[Exercise instructions]
Restate the entire listing word for word.

[Provided information]
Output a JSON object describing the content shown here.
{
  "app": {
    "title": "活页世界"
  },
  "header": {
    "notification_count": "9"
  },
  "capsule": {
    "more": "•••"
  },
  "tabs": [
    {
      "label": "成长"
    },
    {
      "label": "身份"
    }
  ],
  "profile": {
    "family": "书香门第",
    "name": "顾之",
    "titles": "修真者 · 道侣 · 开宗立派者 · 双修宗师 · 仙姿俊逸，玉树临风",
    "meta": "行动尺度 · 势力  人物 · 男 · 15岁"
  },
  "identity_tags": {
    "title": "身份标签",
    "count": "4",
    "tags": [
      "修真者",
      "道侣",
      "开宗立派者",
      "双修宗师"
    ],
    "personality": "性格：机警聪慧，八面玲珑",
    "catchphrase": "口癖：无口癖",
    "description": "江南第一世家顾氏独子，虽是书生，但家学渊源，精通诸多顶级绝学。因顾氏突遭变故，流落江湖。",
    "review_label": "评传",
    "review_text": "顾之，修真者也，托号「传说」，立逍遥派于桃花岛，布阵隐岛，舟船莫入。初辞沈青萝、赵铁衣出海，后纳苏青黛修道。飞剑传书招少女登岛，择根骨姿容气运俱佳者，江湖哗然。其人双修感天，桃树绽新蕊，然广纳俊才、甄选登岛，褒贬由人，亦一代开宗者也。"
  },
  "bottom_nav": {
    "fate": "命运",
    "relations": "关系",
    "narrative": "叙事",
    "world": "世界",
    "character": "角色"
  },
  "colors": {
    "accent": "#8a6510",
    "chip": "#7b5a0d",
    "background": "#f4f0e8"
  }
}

[Solved problem]
Output a JSON object describing the content shown here.
{
  "app": {
    "title": "活页世界"
  },
  "header": {
    "notification_count": "9"
  },
  "capsule": {
    "more": "•••"
  },
  "tabs": [
    {
      "label": "成长"
    },
    {
      "label": "身份"
    }
  ],
  "profile": {
    "family": "书香门第",
    "name": "顾之",
    "titles": "修真者 · 道侣 · 开宗立派者 · 双修宗师 · 仙姿俊逸，玉树临风",
    "meta": "行动尺度 · 势力  人物 · 男 · 15岁"
  },
  "identity_tags": {
    "title": "身份标签",
    "count": "4",
    "tags": [
      "修真者",
      "道侣",
      "开宗立派者",
      "双修宗师"
    ],
    "personality": "性格：机警聪慧，八面玲珑",
    "catchphrase": "口癖：无口癖",
    "description": "江南第一世家顾氏独子，虽是书生，但家学渊源，精通诸多顶级绝学。因顾氏突遭变故，流落江湖。",
    "review_label": "评传",
    "review_text": "顾之，修真者也，托号「传说」，立逍遥派于桃花岛，布阵隐岛，舟船莫入。初辞沈青萝、赵铁衣出海，后纳苏青黛修道。飞剑传书招少女登岛，择根骨姿容气运俱佳者，江湖哗然。其人双修感天，桃树绽新蕊，然广纳俊才、甄选登岛，褒贬由人，亦一代开宗者也。"
  },
  "bottom_nav": {
    "fate": "命运",
    "relations": "关系",
    "narrative": "叙事",
    "world": "世界",
    "character": "角色"
  },
  "colors": {
    "accent": "#8a6510",
    "chip": "#7b5a0d",
    "background": "#f4f0e8"
  }
}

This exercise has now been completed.